§ **DATA EXCERPTS**
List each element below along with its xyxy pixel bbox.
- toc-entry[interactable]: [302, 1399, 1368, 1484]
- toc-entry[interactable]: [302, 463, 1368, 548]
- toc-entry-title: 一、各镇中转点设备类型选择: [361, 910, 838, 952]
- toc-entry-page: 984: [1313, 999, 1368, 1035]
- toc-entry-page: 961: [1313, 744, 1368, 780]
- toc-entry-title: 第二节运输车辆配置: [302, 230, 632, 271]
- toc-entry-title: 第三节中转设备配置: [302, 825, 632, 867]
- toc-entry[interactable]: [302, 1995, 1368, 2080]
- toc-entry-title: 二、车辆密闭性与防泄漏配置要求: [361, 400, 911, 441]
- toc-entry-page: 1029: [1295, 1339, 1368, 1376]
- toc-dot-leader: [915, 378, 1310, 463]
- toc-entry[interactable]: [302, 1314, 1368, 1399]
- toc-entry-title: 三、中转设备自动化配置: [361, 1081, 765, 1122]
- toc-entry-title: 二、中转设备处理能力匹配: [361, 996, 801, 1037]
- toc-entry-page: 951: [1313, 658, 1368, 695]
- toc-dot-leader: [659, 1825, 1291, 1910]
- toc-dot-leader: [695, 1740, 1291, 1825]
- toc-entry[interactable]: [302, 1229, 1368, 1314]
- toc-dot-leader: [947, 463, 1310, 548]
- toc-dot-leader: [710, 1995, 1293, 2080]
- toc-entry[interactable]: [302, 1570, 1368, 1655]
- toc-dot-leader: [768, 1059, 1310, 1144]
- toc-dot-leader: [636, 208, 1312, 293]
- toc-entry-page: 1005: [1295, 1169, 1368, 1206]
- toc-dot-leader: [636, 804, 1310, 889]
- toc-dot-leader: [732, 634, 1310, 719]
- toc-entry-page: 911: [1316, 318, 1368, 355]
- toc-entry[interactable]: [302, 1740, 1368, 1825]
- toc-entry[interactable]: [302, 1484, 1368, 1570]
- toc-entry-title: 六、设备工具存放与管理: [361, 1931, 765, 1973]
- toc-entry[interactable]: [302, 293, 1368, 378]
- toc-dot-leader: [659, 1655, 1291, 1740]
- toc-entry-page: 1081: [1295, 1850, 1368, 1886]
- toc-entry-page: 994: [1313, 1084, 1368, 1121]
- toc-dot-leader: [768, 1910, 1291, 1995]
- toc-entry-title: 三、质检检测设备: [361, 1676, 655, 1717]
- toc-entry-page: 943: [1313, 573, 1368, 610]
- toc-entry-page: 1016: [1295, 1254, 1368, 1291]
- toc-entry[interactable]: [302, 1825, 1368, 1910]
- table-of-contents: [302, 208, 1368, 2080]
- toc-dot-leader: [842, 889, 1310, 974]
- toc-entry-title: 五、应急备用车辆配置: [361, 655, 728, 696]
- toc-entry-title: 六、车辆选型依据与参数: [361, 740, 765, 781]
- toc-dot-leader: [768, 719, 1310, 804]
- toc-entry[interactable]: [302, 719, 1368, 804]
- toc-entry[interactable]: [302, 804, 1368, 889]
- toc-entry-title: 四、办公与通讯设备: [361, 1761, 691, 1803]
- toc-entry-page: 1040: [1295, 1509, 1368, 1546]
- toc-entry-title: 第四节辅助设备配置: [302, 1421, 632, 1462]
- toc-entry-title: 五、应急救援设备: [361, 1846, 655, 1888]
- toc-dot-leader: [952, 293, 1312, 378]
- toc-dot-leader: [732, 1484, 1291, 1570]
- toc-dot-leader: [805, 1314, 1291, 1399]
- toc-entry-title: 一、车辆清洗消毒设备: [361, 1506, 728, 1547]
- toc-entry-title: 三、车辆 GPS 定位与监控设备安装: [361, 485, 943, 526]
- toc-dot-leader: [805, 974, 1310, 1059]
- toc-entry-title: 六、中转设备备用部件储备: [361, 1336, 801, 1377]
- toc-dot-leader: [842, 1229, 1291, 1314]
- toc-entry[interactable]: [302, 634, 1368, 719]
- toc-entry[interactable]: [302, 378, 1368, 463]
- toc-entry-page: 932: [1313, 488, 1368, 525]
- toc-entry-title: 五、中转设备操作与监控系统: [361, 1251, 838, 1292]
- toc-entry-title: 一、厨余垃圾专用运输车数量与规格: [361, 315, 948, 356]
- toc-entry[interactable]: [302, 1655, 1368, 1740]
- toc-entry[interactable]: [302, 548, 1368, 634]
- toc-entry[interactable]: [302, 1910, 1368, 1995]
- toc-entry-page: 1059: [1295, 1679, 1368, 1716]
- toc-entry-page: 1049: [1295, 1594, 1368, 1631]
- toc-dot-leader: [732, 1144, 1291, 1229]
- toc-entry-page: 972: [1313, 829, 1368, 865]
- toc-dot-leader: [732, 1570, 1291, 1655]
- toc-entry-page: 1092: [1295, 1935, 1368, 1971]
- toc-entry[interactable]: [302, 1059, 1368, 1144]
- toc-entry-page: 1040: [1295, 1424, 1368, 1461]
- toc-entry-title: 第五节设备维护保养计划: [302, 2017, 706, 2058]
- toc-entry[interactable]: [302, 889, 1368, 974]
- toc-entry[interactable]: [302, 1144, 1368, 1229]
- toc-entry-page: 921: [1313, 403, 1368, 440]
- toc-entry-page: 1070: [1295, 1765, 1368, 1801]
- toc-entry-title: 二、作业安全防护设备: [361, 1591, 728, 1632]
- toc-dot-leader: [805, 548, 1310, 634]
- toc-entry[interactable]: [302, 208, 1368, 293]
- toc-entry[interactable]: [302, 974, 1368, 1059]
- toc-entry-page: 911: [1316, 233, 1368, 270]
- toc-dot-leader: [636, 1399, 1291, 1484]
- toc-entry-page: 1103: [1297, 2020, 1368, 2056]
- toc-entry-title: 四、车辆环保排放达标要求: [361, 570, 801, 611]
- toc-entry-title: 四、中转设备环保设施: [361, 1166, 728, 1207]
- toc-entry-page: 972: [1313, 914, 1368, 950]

§ **EXERCISE TASK**
Copy out every one of the lines above, character for character, with nothing changed or left out.

§ **EXERCISE RESULT**
List each element below along with its xyxy pixel bbox.
- toc-entry[interactable]: [302, 1399, 1368, 1484]
- toc-entry[interactable]: [302, 463, 1368, 548]
- toc-entry-title: 一、各镇中转点设备类型选择: [361, 910, 838, 952]
- toc-entry-page: 984: [1313, 999, 1368, 1035]
- toc-entry-page: 961: [1313, 744, 1368, 780]
- toc-entry-title: 第二节运输车辆配置: [302, 230, 632, 271]
- toc-entry-title: 第三节中转设备配置: [302, 825, 632, 867]
- toc-entry[interactable]: [302, 1995, 1368, 2080]
- toc-entry-title: 二、车辆密闭性与防泄漏配置要求: [361, 400, 911, 441]
- toc-entry-page: 1029: [1295, 1339, 1368, 1376]
- toc-dot-leader: [915, 378, 1310, 463]
- toc-entry[interactable]: [302, 1314, 1368, 1399]
- toc-entry-title: 三、中转设备自动化配置: [361, 1081, 765, 1122]
- toc-entry-title: 二、中转设备处理能力匹配: [361, 996, 801, 1037]
- toc-entry-page: 951: [1313, 658, 1368, 695]
- toc-dot-leader: [659, 1825, 1291, 1910]
- toc-dot-leader: [695, 1740, 1291, 1825]
- toc-entry[interactable]: [302, 1229, 1368, 1314]
- toc-dot-leader: [947, 463, 1310, 548]
- toc-dot-leader: [710, 1995, 1293, 2080]
- toc-entry[interactable]: [302, 1570, 1368, 1655]
- toc-dot-leader: [768, 1059, 1310, 1144]
- toc-dot-leader: [636, 208, 1312, 293]
- toc-entry-page: 1005: [1295, 1169, 1368, 1206]
- toc-dot-leader: [636, 804, 1310, 889]
- toc-dot-leader: [732, 634, 1310, 719]
- toc-entry-page: 911: [1316, 318, 1368, 355]
- toc-entry[interactable]: [302, 1740, 1368, 1825]
- toc-entry[interactable]: [302, 1484, 1368, 1570]
- toc-entry-title: 六、设备工具存放与管理: [361, 1931, 765, 1973]
- toc-entry[interactable]: [302, 293, 1368, 378]
- toc-dot-leader: [659, 1655, 1291, 1740]
- toc-entry-page: 1081: [1295, 1850, 1368, 1886]
- toc-entry-page: 994: [1313, 1084, 1368, 1121]
- toc-dot-leader: [768, 1910, 1291, 1995]
- toc-entry-title: 三、质检检测设备: [361, 1676, 655, 1717]
- toc-entry-page: 943: [1313, 573, 1368, 610]
- toc-entry-page: 1016: [1295, 1254, 1368, 1291]
- toc-entry[interactable]: [302, 1825, 1368, 1910]
- table-of-contents: [302, 208, 1368, 2080]
- toc-dot-leader: [842, 889, 1310, 974]
- toc-entry-title: 五、应急备用车辆配置: [361, 655, 728, 696]
- toc-entry-title: 六、车辆选型依据与参数: [361, 740, 765, 781]
- toc-dot-leader: [768, 719, 1310, 804]
- toc-entry[interactable]: [302, 719, 1368, 804]
- toc-entry[interactable]: [302, 804, 1368, 889]
- toc-entry-title: 四、办公与通讯设备: [361, 1761, 691, 1803]
- toc-entry-page: 1040: [1295, 1509, 1368, 1546]
- toc-entry-title: 第四节辅助设备配置: [302, 1421, 632, 1462]
- toc-entry-title: 五、应急救援设备: [361, 1846, 655, 1888]
- toc-dot-leader: [952, 293, 1312, 378]
- toc-dot-leader: [732, 1484, 1291, 1570]
- toc-dot-leader: [805, 1314, 1291, 1399]
- toc-entry-title: 一、车辆清洗消毒设备: [361, 1506, 728, 1547]
- toc-entry-title: 三、车辆 GPS 定位与监控设备安装: [361, 485, 943, 526]
- toc-dot-leader: [805, 974, 1310, 1059]
- toc-entry-title: 六、中转设备备用部件储备: [361, 1336, 801, 1377]
- toc-dot-leader: [842, 1229, 1291, 1314]
- toc-entry[interactable]: [302, 634, 1368, 719]
- toc-entry[interactable]: [302, 378, 1368, 463]
- toc-entry-page: 932: [1313, 488, 1368, 525]
- toc-entry-title: 五、中转设备操作与监控系统: [361, 1251, 838, 1292]
- toc-entry-title: 一、厨余垃圾专用运输车数量与规格: [361, 315, 948, 356]
- toc-entry[interactable]: [302, 1655, 1368, 1740]
- toc-entry[interactable]: [302, 548, 1368, 634]
- toc-entry[interactable]: [302, 1910, 1368, 1995]
- toc-entry-page: 1059: [1295, 1679, 1368, 1716]
- toc-entry-page: 1049: [1295, 1594, 1368, 1631]
- toc-dot-leader: [732, 1144, 1291, 1229]
- toc-entry-page: 972: [1313, 829, 1368, 865]
- toc-dot-leader: [732, 1570, 1291, 1655]
- toc-entry-page: 1092: [1295, 1935, 1368, 1971]
- toc-entry[interactable]: [302, 1059, 1368, 1144]
- toc-entry-page: 1040: [1295, 1424, 1368, 1461]
- toc-entry-title: 第五节设备维护保养计划: [302, 2017, 706, 2058]
- toc-entry[interactable]: [302, 889, 1368, 974]
- toc-entry[interactable]: [302, 1144, 1368, 1229]
- toc-entry-page: 921: [1313, 403, 1368, 440]
- toc-entry-page: 1070: [1295, 1765, 1368, 1801]
- toc-entry-title: 二、作业安全防护设备: [361, 1591, 728, 1632]
- toc-dot-leader: [805, 548, 1310, 634]
- toc-entry[interactable]: [302, 208, 1368, 293]
- toc-entry[interactable]: [302, 974, 1368, 1059]
- toc-entry-page: 911: [1316, 233, 1368, 270]
- toc-dot-leader: [636, 1399, 1291, 1484]
- toc-entry-page: 1103: [1297, 2020, 1368, 2056]
- toc-entry-title: 四、车辆环保排放达标要求: [361, 570, 801, 611]
- toc-entry-title: 四、中转设备环保设施: [361, 1166, 728, 1207]
- toc-entry-page: 972: [1313, 914, 1368, 950]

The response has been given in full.